### Instructions for the task
Repeat the data that follows, word for word, without the images.
-- The data start --
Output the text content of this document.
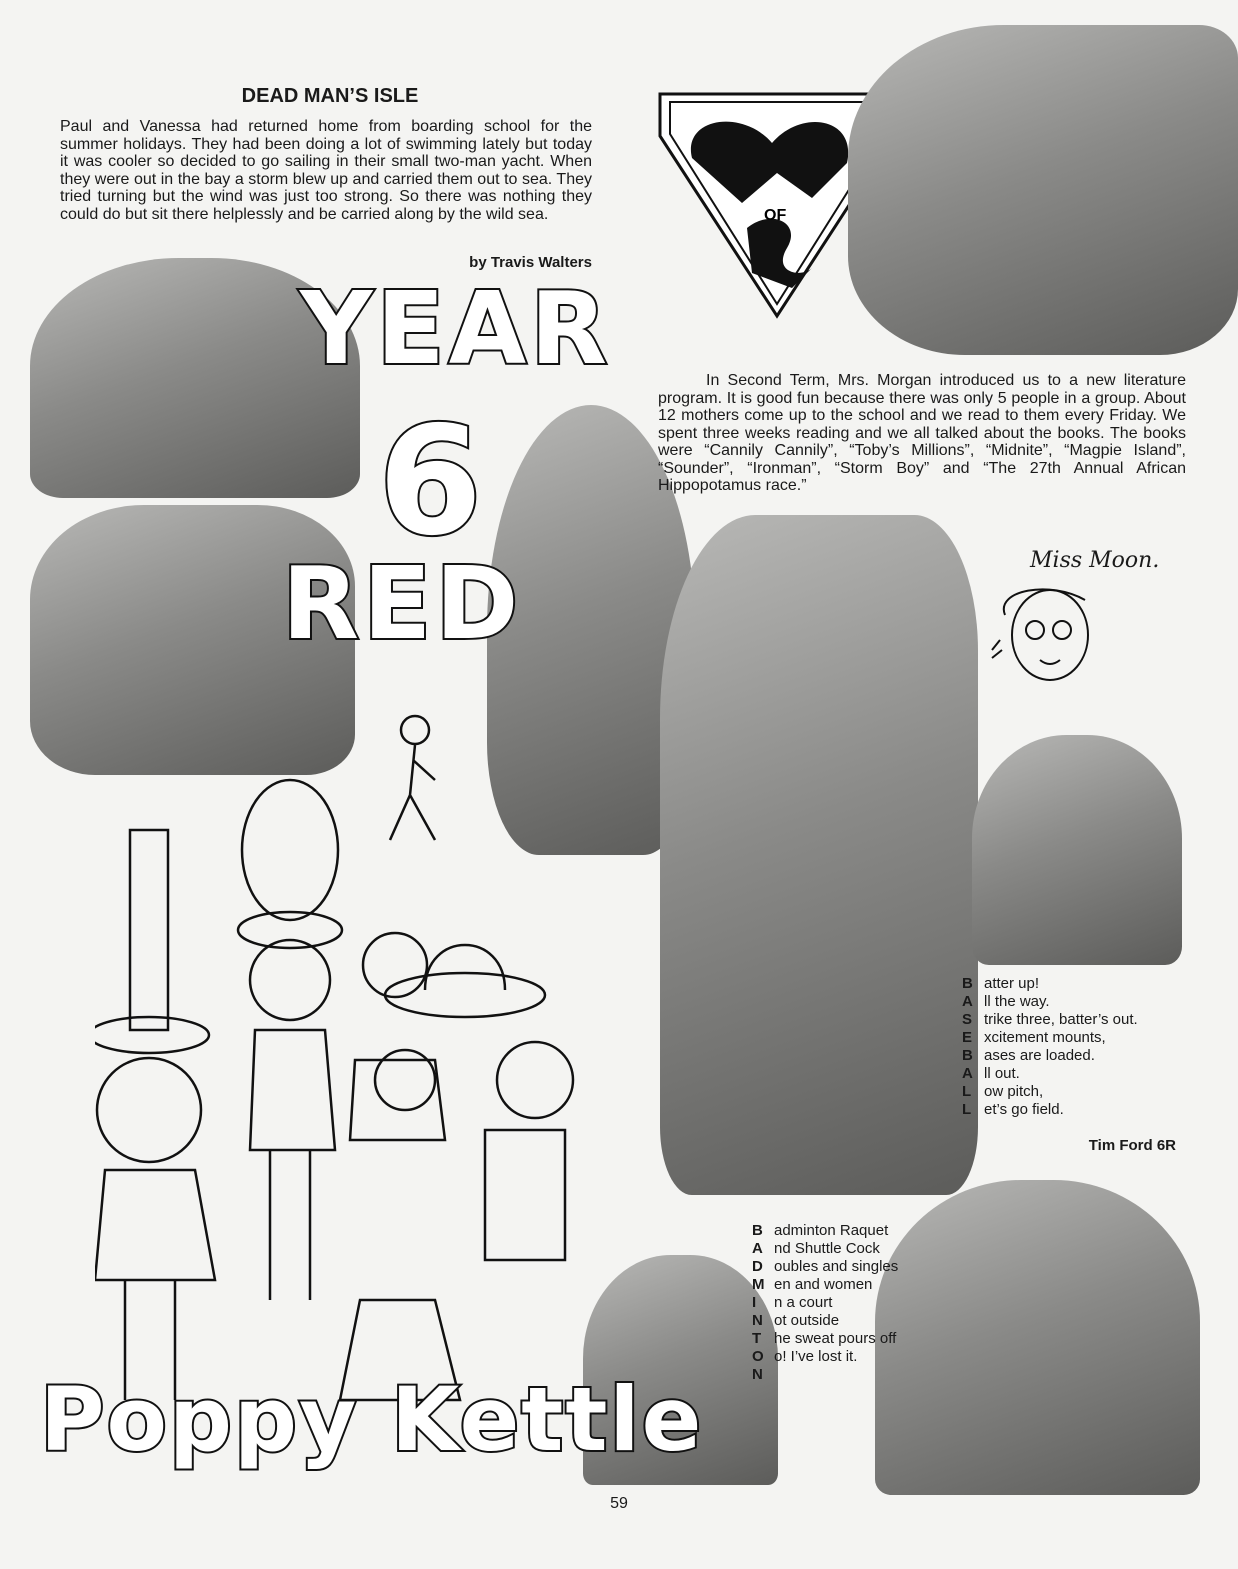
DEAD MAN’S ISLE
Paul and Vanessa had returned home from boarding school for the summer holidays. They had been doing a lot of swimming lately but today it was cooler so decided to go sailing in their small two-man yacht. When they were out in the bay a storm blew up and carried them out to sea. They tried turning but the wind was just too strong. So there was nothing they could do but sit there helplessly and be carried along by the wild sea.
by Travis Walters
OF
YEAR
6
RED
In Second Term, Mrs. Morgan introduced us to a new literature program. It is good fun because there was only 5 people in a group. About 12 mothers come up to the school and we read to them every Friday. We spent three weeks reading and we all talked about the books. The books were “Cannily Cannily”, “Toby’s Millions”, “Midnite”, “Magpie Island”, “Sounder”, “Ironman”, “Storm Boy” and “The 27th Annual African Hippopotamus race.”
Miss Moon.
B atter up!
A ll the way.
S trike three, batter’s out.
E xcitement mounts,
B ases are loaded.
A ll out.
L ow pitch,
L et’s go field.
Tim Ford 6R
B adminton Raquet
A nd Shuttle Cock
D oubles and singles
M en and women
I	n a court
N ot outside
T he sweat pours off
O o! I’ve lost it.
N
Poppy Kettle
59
-- The data end --
### Correct response
Output the text content of this document.
DEAD MAN’S ISLE
Paul and Vanessa had returned home from boarding school for the summer holidays. They had been doing a lot of swimming lately but today it was cooler so decided to go sailing in their small two-man yacht. When they were out in the bay a storm blew up and carried them out to sea. They tried turning but the wind was just too strong. So there was nothing they could do but sit there helplessly and be carried along by the wild sea.
by Travis Walters
OF
YEAR
6
RED
In Second Term, Mrs. Morgan introduced us to a new literature program. It is good fun because there was only 5 people in a group. About 12 mothers come up to the school and we read to them every Friday. We spent three weeks reading and we all talked about the books. The books were “Cannily Cannily”, “Toby’s Millions”, “Midnite”, “Magpie Island”, “Sounder”, “Ironman”, “Storm Boy” and “The 27th Annual African Hippopotamus race.”
Miss Moon.
B atter up!
A ll the way.
S trike three, batter’s out.
E xcitement mounts,
B ases are loaded.
A ll out.
L ow pitch,
L et’s go field.
Tim Ford 6R
B adminton Raquet
A nd Shuttle Cock
D oubles and singles
M en and women
I	n a court
N ot outside
T he sweat pours off
O o! I’ve lost it.
N
Poppy Kettle
59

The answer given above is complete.